What you will do => Count how many lines in the material below hold the word "essere"; the reply is that number alone.

Data entries:
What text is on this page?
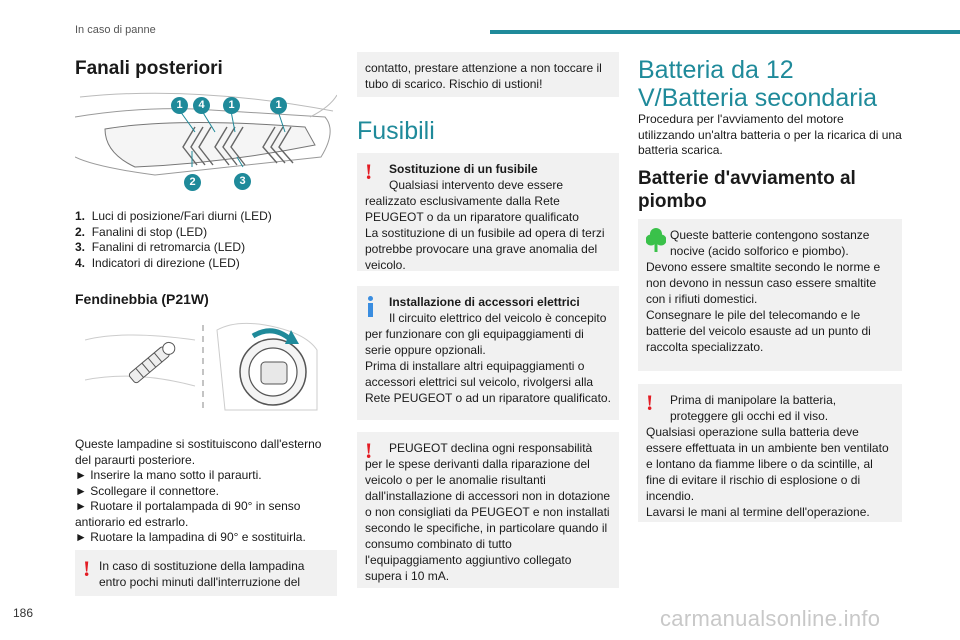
In caso di panne
Fanali posteriori
1	4	1	1
2	3
1. Luci di posizione/Fari diurni (LED)
2. Fanalini di stop (LED)
3. Fanalini di retromarcia (LED)
4. Indicatori di direzione (LED)
Fendinebbia (P21W)
Queste lampadine si sostituiscono dall'esterno del paraurti posteriore.
► Inserire la mano sotto il paraurti.
► Scollegare il connettore.
► Ruotare il portalampada di 90° in senso antiorario ed estrarlo.
► Ruotare la lampadina di 90° e sostituirla.
! In caso di sostituzione della lampadina entro pochi minuti dall'interruzione del
contatto, prestare attenzione a non toccare il tubo di scarico. Rischio di ustioni!
Fusibili
!	Sostituzione di un fusibile
Qualsiasi intervento deve essere realizzato esclusivamente dalla Rete PEUGEOT o da un riparatore qualificato
La sostituzione di un fusibile ad opera di terzi potrebbe provocare una grave anomalia del veicolo.
Installazione di accessori elettrici
Il circuito elettrico del veicolo è concepito per funzionare con gli equipaggiamenti di serie oppure opzionali.
Prima di installare altri equipaggiamenti o accessori elettrici sul veicolo, rivolgersi alla Rete PEUGEOT o ad un riparatore qualificato.
!	PEUGEOT declina ogni responsabilità per le spese derivanti dalla riparazione del veicolo o per le anomalie risultanti dall'installazione di accessori non in dotazione o non consigliati da PEUGEOT e non installati secondo le specifiche, in particolare quando il consumo combinato di tutto l'equipaggiamento aggiuntivo collegato supera i 10 mA.
Batteria da 12 V/Batteria secondaria
Procedura per l'avviamento del motore utilizzando un'altra batteria o per la ricarica di una batteria scarica.
Batterie d'avviamento al piombo
Queste batterie contengono sostanze nocive (acido solforico e piombo).
Devono essere smaltite secondo le norme e non devono in nessun caso essere smaltite con i rifiuti domestici.
Consegnare le pile del telecomando e le batterie del veicolo esauste ad un punto di raccolta specializzato.
!	Prima di manipolare la batteria, proteggere gli occhi ed il viso.
Qualsiasi operazione sulla batteria deve essere effettuata in un ambiente ben ventilato e lontano da fiamme libere o da scintille, al fine di evitare il rischio di esplosione o di incendio.
Lavarsi le mani al termine dell'operazione.
186	carmanualsonline.info
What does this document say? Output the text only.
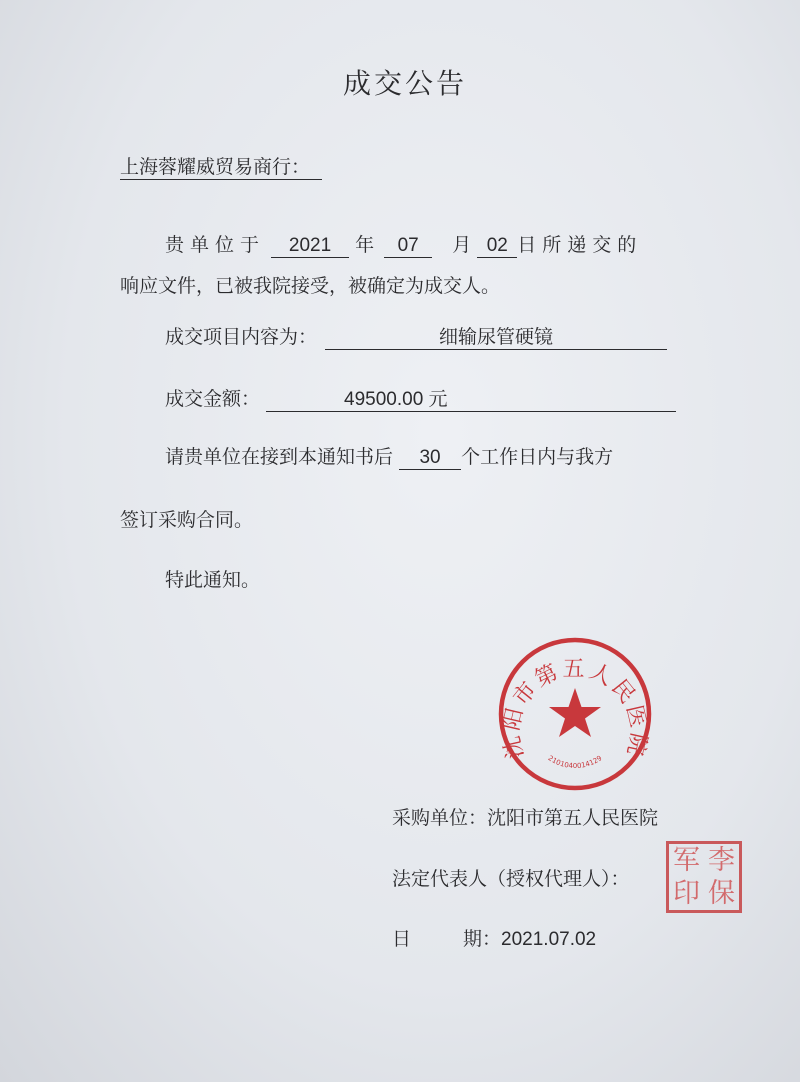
成交公告
上海蓉耀威贸易商行：
贵单位于 2021 年 07 月 02 日所递交的
响应文件，已被我院接受，被确定为成交人。
成交项目内容为：	细输尿管硬镜
成交金额：	49500.00 元
请贵单位在接到本通知书后 30 个工作日内与我方
签订采购合同。
特此通知。
沈阳市第五人民医院
2101040014129
采购单位：沈阳市第五人民医院
法定代表人（授权代理人）：
军 李
印 保
日	期：2021.07.02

Correct result => 3